>>>

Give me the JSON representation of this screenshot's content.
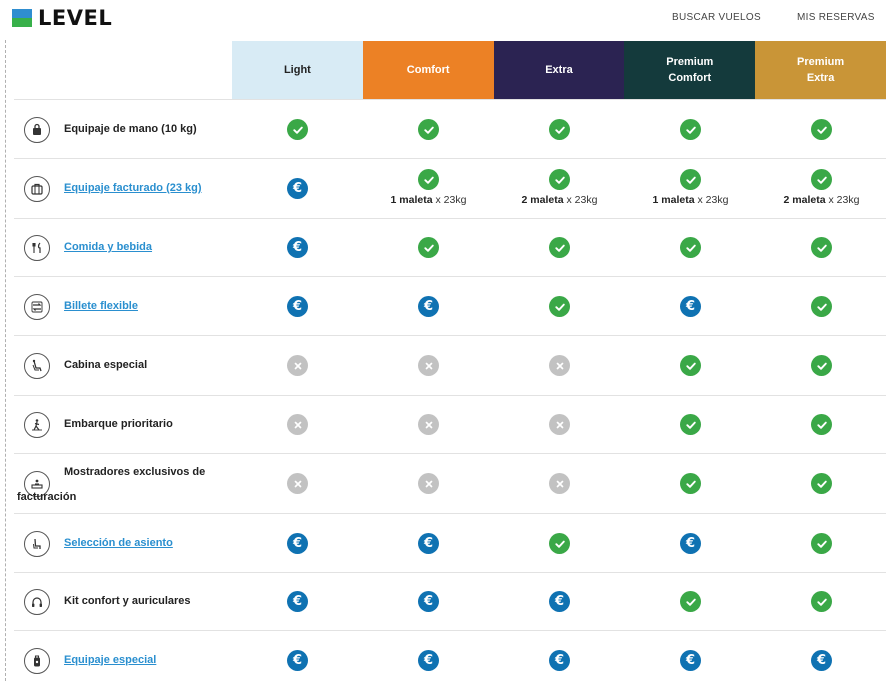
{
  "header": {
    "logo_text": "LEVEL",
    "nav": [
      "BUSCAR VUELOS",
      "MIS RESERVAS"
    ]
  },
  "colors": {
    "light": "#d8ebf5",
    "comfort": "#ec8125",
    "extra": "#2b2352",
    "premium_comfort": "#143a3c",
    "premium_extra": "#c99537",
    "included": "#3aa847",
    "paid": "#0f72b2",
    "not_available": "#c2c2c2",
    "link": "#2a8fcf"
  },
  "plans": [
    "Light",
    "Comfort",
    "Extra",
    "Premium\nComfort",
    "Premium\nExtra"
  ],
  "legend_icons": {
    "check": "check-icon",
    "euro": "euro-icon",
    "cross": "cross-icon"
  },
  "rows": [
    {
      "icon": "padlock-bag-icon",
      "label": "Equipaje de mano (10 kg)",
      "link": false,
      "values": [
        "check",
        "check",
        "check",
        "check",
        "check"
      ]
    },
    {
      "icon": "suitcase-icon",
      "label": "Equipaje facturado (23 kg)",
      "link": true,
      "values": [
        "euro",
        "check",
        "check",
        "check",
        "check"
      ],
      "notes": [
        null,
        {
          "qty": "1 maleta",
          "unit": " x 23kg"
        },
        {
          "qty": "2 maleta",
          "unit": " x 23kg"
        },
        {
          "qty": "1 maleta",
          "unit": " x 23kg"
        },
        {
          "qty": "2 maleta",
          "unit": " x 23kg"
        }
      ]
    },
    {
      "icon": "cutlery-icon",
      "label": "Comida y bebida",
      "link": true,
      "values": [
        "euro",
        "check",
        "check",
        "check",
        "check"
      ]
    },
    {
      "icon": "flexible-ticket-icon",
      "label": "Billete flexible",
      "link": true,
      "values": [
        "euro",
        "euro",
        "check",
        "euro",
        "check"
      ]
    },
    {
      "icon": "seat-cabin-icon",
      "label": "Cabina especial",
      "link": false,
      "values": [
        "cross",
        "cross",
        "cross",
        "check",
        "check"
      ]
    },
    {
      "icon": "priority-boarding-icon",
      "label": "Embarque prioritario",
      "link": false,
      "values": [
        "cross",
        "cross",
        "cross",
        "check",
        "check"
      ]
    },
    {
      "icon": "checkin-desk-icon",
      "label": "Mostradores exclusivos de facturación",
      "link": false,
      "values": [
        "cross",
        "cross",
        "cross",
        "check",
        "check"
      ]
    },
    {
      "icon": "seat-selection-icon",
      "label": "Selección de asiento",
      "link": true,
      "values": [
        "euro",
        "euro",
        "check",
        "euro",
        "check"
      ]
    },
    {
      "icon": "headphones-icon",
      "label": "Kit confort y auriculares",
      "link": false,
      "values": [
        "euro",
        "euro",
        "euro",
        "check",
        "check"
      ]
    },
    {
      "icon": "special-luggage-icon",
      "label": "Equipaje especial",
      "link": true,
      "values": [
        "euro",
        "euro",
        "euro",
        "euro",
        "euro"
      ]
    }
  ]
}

<<<

**Problem description:** Only a number is wanted: how many lines contain the word "seat"?

**Result below:** 2